-- BEGIN --

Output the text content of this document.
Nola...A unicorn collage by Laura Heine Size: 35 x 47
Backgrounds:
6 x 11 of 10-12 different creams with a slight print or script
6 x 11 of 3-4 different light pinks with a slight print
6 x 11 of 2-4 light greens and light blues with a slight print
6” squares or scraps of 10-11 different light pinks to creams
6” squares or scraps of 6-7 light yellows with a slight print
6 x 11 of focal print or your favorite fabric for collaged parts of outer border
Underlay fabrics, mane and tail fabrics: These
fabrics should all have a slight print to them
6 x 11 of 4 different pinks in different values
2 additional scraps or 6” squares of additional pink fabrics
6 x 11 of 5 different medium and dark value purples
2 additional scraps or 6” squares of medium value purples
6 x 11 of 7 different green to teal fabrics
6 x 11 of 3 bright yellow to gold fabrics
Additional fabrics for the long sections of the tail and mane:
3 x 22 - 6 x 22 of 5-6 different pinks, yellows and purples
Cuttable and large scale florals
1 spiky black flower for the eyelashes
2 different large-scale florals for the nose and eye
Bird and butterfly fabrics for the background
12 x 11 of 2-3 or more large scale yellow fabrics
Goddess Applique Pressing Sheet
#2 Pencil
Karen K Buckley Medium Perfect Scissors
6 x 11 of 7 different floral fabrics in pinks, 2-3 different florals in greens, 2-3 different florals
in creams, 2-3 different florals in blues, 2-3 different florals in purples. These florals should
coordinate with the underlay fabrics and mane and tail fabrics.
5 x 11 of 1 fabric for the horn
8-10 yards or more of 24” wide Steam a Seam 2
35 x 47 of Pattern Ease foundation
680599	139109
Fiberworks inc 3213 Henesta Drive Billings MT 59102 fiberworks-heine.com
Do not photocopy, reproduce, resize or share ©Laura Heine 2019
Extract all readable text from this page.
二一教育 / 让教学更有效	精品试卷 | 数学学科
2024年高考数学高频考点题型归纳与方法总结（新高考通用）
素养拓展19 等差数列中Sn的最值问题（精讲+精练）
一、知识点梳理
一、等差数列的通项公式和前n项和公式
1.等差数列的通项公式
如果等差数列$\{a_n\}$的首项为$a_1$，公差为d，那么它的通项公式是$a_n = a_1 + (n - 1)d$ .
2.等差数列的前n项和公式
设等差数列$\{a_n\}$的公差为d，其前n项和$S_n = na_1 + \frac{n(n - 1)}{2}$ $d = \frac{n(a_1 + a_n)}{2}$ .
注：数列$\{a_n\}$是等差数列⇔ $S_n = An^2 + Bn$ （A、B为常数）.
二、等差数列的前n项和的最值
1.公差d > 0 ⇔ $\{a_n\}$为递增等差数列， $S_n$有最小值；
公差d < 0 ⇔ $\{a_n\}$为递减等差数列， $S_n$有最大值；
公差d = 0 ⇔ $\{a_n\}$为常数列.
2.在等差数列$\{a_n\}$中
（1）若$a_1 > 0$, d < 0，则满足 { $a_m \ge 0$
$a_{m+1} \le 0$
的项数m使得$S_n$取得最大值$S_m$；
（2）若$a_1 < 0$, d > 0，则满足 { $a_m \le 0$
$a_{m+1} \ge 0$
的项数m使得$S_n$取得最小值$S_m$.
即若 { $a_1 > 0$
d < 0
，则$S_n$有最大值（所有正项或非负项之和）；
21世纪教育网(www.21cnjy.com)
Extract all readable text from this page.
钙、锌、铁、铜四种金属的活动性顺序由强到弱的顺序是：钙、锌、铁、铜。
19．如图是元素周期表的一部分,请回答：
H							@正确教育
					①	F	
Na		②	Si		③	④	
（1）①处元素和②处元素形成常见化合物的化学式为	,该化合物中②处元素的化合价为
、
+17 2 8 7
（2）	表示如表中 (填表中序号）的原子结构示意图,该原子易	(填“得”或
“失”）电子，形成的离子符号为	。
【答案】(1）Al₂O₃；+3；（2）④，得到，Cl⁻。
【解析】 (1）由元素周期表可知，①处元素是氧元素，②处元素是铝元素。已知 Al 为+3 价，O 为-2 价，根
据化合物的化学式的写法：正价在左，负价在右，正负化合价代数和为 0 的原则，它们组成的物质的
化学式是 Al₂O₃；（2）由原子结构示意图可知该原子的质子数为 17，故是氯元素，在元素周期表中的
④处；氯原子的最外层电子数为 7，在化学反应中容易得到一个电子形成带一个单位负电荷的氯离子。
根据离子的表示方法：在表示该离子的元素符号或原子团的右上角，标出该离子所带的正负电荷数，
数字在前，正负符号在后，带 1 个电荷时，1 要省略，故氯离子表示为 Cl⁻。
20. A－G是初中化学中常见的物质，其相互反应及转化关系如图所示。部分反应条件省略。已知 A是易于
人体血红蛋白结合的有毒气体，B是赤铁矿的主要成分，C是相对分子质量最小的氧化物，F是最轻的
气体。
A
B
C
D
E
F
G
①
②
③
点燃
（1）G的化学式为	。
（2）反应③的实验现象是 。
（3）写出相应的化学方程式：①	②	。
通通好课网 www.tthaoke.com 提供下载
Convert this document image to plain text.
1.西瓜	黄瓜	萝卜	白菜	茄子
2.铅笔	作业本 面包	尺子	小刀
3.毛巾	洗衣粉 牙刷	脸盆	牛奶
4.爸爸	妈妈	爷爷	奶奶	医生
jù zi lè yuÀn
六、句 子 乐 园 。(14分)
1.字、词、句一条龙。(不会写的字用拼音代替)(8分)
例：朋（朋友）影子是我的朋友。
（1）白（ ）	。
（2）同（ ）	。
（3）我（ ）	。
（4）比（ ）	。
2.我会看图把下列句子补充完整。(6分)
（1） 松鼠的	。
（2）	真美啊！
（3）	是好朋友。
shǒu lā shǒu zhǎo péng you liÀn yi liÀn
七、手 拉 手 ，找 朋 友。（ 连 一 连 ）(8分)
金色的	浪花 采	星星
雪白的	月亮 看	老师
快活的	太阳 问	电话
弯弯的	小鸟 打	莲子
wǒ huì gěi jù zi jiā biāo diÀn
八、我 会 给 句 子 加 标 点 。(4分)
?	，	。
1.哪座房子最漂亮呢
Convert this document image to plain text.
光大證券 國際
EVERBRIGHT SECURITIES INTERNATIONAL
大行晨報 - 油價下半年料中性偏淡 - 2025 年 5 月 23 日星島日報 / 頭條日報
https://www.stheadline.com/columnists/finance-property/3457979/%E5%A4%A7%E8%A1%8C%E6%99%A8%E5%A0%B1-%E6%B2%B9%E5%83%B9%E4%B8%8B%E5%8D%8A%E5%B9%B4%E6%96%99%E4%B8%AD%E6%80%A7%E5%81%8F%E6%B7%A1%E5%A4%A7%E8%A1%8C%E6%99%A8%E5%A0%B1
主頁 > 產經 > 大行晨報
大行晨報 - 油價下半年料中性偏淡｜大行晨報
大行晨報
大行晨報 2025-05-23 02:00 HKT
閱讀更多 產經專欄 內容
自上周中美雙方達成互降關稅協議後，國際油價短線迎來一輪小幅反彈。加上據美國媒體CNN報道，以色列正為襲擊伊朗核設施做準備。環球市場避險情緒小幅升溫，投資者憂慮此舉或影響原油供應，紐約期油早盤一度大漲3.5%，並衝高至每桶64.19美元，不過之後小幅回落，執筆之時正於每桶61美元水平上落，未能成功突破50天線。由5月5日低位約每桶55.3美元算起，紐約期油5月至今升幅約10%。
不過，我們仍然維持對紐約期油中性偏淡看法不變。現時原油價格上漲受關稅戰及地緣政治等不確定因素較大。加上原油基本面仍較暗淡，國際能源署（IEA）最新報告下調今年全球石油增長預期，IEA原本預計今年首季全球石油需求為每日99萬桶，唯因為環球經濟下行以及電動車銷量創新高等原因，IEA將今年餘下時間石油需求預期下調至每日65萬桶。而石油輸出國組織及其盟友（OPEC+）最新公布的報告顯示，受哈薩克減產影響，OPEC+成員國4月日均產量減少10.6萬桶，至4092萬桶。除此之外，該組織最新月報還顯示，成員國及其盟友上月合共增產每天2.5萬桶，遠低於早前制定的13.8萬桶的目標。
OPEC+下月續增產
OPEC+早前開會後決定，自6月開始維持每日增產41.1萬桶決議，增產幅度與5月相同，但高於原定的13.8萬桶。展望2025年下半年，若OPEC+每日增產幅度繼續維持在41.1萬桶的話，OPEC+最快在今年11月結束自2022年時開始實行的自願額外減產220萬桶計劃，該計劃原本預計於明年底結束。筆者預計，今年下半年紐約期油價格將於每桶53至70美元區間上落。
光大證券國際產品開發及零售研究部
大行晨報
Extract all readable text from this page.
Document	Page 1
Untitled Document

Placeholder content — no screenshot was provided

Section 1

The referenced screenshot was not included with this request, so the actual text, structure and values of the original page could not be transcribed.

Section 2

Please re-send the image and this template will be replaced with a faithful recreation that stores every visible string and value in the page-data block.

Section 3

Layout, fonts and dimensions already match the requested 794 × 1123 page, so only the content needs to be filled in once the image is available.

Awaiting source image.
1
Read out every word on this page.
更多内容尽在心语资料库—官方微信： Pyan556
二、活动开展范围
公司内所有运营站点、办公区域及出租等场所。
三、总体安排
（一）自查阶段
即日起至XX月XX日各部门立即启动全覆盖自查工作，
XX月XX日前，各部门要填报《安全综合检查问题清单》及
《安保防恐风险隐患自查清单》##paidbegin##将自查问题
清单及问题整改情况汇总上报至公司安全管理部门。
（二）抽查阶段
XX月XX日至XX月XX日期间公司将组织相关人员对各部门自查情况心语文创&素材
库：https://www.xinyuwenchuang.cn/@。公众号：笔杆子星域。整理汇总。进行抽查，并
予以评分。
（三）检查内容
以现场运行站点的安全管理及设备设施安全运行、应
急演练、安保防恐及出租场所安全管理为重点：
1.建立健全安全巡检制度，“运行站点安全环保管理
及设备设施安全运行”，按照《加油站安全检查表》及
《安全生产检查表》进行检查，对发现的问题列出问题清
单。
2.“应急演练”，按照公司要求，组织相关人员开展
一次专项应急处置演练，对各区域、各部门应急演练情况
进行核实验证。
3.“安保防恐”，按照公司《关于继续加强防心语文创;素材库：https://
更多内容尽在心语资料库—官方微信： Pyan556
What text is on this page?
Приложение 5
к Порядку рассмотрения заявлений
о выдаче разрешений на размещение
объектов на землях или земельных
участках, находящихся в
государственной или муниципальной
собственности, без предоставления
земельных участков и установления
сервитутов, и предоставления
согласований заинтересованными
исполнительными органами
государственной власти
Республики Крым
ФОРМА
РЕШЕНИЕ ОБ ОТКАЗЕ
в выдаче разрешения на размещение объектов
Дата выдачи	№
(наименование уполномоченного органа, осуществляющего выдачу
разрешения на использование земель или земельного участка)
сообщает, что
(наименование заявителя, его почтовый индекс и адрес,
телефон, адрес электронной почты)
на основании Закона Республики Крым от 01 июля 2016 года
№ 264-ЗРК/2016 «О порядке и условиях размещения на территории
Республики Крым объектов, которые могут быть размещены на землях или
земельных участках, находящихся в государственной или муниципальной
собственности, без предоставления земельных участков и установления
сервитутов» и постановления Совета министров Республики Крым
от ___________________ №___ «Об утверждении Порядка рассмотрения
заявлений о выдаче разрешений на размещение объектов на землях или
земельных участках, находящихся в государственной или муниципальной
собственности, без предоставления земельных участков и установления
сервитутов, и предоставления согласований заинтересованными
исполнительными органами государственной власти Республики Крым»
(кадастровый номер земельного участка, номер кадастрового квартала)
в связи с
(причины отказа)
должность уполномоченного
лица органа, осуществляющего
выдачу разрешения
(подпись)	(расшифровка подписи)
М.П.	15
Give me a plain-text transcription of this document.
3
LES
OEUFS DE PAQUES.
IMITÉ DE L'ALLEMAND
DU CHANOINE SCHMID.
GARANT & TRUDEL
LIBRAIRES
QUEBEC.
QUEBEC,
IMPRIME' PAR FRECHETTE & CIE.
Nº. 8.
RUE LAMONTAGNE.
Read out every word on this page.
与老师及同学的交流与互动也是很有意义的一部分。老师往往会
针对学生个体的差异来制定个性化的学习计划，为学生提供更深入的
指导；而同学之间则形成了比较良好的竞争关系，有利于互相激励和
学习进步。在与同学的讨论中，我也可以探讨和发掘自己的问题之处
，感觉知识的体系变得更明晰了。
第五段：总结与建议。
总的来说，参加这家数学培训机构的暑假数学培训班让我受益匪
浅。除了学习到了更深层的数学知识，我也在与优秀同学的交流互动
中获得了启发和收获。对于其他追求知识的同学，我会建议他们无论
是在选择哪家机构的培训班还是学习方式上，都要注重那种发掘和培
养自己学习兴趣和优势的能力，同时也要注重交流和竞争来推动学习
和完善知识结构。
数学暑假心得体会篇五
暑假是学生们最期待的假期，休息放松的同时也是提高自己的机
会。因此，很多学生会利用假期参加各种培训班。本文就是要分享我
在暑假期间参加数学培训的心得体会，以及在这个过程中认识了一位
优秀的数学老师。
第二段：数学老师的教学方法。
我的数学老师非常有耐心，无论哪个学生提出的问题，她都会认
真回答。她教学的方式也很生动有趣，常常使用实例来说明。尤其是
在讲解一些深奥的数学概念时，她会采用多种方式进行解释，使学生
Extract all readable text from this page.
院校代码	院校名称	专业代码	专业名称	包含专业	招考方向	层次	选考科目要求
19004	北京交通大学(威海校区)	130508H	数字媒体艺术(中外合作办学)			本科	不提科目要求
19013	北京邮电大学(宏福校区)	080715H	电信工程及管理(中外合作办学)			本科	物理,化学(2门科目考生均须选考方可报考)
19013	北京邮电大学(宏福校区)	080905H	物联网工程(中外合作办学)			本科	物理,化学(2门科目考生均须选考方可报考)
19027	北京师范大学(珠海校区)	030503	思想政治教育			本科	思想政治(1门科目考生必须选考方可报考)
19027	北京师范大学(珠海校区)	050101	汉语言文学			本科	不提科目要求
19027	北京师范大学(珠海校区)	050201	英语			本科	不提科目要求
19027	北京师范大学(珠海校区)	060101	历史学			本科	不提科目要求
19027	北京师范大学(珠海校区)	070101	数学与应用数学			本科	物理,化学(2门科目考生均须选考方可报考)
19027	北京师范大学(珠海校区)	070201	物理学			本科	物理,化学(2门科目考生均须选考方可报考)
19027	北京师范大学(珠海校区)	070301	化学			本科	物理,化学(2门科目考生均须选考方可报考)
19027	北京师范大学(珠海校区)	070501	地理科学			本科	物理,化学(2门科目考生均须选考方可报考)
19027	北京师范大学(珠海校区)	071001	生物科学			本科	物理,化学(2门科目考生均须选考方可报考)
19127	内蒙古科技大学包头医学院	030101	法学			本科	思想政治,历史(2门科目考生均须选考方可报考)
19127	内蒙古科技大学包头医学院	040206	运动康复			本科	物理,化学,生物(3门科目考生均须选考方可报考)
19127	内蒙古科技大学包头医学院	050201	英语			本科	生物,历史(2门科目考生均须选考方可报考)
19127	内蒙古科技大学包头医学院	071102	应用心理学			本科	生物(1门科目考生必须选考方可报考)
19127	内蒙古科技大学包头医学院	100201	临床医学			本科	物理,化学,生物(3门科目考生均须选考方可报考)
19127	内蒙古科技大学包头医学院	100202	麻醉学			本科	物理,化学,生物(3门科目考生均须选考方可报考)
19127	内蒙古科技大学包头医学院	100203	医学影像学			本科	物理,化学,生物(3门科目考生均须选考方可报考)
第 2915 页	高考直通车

-- END --

Across the material above, count every line holding "объектов" and write down only the number.

4